Written task: Every line with the word "overall" in it should be extracted from the data that follows.

Dataset items:
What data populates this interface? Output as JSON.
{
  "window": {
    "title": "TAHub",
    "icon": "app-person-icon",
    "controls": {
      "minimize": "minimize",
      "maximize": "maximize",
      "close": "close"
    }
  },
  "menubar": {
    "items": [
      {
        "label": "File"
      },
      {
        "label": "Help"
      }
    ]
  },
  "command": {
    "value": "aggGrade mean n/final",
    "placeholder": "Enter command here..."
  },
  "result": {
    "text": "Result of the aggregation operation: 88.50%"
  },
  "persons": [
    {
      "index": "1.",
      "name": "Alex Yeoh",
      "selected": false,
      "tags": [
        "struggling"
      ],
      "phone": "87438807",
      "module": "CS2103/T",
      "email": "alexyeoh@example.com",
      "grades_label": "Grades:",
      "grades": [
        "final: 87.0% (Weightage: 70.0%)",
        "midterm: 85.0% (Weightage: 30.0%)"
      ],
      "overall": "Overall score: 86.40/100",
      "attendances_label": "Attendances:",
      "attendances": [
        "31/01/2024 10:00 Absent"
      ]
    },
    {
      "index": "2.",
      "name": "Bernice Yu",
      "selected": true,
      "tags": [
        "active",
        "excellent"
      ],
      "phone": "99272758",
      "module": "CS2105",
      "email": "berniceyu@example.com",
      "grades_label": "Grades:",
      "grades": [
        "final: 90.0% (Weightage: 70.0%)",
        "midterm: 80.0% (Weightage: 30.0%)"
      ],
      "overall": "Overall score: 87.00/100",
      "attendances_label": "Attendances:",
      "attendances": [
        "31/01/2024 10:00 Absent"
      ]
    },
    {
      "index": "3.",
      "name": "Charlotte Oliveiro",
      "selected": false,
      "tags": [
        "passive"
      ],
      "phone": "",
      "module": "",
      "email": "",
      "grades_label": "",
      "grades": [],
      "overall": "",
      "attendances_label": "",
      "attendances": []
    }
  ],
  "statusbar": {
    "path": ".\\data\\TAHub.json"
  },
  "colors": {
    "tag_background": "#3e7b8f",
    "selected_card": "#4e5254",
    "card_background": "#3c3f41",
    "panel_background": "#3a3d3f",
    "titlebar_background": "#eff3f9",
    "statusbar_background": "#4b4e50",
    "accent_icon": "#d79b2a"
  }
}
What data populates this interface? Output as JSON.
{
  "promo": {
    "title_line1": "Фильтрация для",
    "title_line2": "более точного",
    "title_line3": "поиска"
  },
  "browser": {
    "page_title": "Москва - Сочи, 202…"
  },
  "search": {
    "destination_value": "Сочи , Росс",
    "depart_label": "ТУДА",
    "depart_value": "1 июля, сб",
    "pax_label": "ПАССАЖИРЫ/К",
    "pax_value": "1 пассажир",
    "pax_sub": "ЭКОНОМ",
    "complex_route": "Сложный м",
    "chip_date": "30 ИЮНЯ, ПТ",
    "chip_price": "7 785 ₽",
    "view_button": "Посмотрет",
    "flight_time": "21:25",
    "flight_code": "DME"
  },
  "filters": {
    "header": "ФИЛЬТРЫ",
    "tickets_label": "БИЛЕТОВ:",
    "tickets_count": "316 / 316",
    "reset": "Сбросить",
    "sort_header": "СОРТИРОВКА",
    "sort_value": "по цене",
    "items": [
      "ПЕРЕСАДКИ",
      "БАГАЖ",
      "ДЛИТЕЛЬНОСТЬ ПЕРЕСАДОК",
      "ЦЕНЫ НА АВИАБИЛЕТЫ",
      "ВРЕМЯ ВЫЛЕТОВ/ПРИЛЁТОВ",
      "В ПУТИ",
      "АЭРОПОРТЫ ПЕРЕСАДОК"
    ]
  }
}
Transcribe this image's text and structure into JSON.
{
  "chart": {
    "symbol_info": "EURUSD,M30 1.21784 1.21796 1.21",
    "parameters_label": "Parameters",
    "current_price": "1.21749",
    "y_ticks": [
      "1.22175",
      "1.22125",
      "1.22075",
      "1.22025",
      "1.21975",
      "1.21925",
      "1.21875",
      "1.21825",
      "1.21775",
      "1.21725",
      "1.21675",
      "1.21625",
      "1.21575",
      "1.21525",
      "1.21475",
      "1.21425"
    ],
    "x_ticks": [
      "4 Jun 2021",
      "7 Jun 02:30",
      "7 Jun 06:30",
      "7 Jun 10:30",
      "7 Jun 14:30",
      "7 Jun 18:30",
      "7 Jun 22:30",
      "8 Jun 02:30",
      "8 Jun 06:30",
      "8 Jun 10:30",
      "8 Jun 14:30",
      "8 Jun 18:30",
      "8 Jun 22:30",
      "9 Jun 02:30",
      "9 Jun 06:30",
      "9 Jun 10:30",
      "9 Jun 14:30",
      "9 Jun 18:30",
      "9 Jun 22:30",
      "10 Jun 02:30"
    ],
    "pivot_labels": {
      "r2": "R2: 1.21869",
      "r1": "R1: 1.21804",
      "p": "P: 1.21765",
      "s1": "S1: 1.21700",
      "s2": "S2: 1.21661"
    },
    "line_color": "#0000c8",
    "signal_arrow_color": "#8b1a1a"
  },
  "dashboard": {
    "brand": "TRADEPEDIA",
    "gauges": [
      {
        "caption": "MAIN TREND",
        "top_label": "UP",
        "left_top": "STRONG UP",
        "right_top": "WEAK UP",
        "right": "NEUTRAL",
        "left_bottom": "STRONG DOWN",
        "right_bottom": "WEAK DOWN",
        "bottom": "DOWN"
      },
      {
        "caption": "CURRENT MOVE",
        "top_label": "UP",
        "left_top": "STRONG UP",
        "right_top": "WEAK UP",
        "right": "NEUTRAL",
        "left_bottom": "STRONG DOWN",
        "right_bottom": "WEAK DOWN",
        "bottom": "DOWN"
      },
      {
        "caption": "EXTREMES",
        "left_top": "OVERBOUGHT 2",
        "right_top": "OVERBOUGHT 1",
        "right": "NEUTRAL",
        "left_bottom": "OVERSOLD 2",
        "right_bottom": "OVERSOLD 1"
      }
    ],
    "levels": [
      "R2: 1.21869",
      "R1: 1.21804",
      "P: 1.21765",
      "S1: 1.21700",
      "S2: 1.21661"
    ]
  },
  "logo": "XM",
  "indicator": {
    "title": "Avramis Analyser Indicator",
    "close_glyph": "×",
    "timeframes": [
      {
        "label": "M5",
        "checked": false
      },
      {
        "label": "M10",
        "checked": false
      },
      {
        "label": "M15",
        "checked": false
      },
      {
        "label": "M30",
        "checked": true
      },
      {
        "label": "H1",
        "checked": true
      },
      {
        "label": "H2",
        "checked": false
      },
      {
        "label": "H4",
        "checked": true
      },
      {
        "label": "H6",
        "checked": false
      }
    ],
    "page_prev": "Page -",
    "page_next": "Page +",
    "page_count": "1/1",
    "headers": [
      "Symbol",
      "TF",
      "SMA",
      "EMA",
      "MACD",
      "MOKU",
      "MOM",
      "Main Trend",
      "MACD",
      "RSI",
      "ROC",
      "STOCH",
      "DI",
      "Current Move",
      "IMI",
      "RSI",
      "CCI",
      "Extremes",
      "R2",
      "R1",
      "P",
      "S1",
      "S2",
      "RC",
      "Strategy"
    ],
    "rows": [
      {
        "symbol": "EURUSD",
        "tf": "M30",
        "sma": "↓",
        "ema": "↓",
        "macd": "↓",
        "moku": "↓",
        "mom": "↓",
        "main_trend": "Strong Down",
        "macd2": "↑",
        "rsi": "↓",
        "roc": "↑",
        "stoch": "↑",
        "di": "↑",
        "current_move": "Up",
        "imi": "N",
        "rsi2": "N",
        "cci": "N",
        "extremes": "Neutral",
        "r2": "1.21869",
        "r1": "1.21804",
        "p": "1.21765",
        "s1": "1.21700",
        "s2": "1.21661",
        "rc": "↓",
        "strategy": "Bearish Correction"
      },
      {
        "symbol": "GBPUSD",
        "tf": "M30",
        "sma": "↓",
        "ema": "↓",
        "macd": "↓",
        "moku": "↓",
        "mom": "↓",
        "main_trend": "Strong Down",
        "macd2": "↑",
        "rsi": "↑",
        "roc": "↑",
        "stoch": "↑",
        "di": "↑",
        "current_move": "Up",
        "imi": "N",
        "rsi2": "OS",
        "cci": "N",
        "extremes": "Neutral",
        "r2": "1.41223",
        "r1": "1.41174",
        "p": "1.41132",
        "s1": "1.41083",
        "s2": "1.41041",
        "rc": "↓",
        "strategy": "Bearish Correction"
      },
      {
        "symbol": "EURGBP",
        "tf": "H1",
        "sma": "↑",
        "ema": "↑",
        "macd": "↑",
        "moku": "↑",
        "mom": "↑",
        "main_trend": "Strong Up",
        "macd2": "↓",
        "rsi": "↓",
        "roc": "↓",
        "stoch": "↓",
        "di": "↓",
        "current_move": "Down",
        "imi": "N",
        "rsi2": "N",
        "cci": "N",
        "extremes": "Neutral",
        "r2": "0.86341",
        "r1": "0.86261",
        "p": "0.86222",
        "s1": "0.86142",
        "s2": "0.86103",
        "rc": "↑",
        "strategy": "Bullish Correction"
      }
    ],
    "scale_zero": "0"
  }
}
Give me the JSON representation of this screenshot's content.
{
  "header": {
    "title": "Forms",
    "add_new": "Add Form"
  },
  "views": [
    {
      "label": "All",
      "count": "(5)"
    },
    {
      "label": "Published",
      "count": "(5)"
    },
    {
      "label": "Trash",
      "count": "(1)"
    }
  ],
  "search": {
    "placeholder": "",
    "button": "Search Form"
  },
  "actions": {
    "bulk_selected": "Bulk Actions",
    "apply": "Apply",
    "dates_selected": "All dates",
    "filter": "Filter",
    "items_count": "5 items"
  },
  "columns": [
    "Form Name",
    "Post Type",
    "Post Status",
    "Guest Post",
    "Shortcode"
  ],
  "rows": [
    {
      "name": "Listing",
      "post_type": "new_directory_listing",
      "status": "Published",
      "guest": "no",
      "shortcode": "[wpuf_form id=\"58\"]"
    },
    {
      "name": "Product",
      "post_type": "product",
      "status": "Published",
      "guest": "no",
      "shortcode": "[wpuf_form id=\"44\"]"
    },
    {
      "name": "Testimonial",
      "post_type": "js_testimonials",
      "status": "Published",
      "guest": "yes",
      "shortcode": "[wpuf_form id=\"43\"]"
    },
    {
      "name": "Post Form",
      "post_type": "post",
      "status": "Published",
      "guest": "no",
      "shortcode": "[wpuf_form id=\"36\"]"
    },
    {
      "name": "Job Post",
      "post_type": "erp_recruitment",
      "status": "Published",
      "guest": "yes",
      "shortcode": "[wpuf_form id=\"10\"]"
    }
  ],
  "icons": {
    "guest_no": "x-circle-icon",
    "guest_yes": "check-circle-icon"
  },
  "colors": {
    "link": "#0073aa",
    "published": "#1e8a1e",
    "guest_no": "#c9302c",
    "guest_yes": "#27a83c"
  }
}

Solution to the problem:
      "overall": "Overall score: 86.40/100",
      "overall": "Overall score: 87.00/100",
      "overall": "",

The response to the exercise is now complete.